** START OF Provided records **
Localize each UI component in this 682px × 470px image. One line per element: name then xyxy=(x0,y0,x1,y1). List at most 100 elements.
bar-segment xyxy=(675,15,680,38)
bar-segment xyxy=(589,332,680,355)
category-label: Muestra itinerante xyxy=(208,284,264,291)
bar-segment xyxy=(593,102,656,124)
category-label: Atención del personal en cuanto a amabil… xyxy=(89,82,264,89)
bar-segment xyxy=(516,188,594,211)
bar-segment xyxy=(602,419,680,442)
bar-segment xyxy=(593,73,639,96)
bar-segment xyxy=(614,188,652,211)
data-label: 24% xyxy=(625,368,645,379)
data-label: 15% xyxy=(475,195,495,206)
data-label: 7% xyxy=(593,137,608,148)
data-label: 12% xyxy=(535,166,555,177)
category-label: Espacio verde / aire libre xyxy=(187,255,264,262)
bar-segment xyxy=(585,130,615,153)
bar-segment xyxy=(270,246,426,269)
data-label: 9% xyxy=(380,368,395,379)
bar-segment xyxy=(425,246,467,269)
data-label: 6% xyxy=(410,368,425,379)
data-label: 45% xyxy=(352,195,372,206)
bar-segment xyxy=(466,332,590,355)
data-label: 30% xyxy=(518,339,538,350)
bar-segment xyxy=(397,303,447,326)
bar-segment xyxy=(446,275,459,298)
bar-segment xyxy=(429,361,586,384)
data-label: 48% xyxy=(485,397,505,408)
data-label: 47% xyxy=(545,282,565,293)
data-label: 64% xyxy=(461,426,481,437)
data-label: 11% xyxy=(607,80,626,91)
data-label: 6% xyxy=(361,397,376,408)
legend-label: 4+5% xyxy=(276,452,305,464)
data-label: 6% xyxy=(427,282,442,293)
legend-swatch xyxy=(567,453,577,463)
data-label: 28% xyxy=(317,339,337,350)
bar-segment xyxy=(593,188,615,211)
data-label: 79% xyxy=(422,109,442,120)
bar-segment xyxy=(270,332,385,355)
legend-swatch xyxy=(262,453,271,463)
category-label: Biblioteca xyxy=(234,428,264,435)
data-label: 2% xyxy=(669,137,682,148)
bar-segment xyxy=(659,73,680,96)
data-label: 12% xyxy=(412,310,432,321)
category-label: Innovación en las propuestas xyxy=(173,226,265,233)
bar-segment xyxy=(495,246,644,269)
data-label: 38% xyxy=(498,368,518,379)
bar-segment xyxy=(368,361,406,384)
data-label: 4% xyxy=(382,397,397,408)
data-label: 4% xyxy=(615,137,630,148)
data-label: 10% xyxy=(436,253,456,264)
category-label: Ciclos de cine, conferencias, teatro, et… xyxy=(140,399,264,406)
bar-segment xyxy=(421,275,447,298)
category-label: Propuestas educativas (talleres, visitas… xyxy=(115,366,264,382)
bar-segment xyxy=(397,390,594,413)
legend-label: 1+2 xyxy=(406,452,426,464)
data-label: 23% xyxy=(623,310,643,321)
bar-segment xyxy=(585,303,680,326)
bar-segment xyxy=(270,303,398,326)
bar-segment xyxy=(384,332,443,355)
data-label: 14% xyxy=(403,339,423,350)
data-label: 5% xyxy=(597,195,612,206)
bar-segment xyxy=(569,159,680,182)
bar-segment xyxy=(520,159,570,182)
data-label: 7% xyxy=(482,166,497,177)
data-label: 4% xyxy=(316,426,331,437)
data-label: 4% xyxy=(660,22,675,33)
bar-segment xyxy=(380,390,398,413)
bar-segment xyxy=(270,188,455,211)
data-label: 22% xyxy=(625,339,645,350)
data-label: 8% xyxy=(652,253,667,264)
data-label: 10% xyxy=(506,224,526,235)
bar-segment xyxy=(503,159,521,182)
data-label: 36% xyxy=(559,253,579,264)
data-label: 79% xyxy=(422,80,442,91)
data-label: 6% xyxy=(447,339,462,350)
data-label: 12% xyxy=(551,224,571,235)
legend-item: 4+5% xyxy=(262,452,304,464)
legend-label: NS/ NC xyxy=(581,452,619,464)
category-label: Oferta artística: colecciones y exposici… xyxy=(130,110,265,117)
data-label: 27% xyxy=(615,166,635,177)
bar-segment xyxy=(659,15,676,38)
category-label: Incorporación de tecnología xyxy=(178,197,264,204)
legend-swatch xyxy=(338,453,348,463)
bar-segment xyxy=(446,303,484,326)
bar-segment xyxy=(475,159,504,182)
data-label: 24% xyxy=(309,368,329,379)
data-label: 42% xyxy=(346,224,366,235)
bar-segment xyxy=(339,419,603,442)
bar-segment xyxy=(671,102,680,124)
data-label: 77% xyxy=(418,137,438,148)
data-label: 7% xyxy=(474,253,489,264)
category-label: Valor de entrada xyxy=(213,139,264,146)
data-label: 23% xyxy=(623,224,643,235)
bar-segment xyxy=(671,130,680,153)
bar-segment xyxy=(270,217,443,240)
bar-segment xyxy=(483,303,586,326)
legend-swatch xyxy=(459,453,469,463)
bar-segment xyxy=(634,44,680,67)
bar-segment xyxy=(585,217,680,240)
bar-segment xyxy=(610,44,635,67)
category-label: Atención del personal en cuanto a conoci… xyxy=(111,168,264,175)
** END OF Provided records **
Problem requirements
Rewrite everything from the start of the records down to the line containing "bar-segment xyxy=(614,188,652,211)", both ends included, as a numbered list with any blank lines left out.

Complete response
1. Localize each UI component in this 682px × 470px image. One line per element: name then xyxy=(x0,y0,x1,y1). List at most 100 elements.
2. bar-segment xyxy=(675,15,680,38)
3. bar-segment xyxy=(589,332,680,355)
4. category-label: Muestra itinerante xyxy=(208,284,264,291)
5. bar-segment xyxy=(593,102,656,124)
6. category-label: Atención del personal en cuanto a amabil… xyxy=(89,82,264,89)
7. bar-segment xyxy=(516,188,594,211)
8. bar-segment xyxy=(602,419,680,442)
9. bar-segment xyxy=(593,73,639,96)
10. bar-segment xyxy=(614,188,652,211)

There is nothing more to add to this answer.